* START Material shown *
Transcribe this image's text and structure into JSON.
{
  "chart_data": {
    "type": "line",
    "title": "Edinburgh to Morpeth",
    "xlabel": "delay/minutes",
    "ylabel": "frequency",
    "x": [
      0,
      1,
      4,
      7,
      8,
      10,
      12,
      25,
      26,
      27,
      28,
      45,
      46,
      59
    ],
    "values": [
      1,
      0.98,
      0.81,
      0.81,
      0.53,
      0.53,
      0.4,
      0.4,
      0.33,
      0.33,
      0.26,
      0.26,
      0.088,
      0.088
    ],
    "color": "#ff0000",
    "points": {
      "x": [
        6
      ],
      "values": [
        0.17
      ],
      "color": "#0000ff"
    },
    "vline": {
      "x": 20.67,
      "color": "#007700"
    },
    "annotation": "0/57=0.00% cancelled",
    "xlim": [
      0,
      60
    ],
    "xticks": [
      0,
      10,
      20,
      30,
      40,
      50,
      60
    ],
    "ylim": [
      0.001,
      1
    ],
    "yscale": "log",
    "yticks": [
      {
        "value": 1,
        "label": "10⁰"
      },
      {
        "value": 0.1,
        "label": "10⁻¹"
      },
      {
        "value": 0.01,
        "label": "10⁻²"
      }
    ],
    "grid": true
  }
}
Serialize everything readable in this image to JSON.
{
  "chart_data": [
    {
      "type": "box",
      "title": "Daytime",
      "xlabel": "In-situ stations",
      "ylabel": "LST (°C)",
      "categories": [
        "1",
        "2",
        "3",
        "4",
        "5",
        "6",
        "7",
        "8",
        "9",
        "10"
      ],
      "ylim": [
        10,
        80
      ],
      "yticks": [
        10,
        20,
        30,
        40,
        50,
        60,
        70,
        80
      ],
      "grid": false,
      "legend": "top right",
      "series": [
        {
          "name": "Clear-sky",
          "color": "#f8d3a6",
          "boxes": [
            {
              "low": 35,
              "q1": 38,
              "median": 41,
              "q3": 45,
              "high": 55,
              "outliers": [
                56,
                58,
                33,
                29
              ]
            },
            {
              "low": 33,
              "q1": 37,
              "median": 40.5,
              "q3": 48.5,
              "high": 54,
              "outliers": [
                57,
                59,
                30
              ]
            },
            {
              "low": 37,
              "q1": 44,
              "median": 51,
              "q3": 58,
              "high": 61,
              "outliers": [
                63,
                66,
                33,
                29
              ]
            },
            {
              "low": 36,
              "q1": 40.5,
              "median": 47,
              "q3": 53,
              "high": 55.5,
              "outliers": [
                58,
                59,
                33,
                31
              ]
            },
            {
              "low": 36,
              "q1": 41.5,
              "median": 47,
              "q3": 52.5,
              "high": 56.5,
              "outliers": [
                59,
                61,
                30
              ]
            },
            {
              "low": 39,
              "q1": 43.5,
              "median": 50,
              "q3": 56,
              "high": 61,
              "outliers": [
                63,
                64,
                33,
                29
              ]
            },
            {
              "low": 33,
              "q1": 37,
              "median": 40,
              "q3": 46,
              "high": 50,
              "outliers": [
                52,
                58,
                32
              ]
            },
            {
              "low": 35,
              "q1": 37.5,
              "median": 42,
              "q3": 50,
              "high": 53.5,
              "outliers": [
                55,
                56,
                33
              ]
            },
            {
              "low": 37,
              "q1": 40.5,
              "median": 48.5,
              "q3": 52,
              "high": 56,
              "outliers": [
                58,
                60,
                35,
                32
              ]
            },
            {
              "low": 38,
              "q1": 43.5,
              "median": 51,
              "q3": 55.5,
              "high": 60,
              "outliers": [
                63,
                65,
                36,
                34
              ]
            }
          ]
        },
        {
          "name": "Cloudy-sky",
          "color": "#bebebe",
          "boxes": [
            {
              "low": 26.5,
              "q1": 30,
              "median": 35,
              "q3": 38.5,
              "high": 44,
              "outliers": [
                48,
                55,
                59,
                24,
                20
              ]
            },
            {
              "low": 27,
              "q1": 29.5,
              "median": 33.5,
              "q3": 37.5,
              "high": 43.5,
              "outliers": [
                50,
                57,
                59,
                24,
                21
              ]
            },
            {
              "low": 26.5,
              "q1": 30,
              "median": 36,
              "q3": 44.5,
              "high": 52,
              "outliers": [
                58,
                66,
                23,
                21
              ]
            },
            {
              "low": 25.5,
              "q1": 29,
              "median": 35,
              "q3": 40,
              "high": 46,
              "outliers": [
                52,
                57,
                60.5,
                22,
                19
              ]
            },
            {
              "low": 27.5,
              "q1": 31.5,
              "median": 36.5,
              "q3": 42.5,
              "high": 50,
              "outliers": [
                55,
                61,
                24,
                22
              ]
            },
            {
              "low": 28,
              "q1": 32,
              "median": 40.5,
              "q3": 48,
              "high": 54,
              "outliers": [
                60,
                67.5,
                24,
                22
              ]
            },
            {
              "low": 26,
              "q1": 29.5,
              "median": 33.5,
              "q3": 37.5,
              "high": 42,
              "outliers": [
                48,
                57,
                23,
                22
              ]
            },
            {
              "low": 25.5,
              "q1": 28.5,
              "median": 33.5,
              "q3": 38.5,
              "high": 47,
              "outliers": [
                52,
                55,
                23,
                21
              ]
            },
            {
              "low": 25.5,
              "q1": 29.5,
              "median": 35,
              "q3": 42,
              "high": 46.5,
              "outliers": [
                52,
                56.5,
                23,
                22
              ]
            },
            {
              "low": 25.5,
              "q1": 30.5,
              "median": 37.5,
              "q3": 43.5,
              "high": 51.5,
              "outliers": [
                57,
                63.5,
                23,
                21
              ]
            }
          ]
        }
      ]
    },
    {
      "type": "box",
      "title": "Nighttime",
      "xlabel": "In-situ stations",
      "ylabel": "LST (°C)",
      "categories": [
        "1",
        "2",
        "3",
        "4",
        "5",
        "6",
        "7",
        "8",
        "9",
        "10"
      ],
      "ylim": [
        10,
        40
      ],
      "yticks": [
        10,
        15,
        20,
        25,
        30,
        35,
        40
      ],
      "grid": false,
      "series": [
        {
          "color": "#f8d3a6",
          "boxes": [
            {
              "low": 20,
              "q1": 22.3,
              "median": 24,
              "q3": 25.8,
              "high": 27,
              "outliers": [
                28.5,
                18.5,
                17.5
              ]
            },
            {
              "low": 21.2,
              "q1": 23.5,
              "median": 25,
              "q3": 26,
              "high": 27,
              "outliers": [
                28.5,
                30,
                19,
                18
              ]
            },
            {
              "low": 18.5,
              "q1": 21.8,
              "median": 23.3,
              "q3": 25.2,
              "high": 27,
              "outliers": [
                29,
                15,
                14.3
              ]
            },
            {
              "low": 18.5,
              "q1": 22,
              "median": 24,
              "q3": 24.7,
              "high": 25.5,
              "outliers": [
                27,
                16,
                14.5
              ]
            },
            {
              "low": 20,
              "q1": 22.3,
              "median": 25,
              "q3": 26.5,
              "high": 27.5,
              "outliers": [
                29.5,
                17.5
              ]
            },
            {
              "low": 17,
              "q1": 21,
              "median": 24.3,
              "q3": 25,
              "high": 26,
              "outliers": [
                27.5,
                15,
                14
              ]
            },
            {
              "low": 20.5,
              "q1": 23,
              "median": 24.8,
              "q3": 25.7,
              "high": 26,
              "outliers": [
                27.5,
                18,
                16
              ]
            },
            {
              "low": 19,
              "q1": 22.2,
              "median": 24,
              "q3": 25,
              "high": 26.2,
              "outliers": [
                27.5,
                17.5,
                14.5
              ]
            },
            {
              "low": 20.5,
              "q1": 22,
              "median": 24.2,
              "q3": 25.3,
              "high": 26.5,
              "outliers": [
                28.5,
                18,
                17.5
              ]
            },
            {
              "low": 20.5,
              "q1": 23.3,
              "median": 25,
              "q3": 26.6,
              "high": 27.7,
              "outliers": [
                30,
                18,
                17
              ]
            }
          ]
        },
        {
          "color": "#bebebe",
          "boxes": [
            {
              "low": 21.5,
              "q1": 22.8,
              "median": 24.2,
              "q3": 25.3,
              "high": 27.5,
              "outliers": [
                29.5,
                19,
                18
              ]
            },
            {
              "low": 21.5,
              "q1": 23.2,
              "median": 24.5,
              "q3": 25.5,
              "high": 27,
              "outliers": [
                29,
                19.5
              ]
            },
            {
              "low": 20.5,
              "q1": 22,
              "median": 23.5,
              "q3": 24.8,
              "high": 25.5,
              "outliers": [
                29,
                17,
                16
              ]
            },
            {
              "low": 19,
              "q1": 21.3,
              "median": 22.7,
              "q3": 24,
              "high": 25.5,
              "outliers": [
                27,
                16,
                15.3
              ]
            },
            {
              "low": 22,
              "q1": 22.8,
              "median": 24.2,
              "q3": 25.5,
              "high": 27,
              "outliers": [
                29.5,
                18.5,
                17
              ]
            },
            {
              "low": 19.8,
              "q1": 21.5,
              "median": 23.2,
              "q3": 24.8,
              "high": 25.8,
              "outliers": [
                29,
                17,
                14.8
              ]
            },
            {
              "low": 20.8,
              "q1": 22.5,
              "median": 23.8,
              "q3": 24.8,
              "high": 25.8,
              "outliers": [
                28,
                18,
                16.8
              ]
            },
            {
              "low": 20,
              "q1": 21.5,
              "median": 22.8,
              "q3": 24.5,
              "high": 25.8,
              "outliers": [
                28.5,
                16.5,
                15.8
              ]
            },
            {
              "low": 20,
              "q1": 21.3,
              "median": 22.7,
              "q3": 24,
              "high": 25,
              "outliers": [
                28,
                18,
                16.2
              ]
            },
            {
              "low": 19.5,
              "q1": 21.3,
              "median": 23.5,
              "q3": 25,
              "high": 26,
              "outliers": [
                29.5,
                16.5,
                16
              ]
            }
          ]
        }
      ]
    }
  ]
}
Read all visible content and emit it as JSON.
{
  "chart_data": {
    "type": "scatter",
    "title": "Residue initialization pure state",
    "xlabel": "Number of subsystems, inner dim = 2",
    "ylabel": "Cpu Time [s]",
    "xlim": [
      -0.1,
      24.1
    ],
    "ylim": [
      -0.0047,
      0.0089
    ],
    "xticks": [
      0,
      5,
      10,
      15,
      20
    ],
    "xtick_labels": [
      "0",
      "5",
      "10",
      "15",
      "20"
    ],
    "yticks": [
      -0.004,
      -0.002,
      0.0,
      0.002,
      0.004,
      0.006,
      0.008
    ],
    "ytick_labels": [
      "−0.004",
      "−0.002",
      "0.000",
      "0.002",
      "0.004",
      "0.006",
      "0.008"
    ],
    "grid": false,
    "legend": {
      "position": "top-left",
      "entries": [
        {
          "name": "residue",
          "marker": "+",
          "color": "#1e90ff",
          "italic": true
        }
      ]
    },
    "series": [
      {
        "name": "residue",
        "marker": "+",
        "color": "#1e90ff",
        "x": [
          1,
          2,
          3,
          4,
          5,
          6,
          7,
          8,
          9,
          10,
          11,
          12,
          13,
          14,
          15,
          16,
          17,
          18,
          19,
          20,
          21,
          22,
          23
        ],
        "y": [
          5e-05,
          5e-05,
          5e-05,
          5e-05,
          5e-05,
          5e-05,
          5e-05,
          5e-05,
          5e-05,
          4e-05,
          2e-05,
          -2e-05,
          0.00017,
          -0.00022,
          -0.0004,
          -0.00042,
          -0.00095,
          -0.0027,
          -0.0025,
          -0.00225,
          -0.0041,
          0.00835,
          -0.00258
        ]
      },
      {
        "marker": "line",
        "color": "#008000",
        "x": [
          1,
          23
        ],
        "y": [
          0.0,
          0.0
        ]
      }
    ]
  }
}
* END Material shown *
:: Exercise goal ::
Report how many lines hold the string "this", giving the number and nothing else.

:: Solution to the exercise ::
2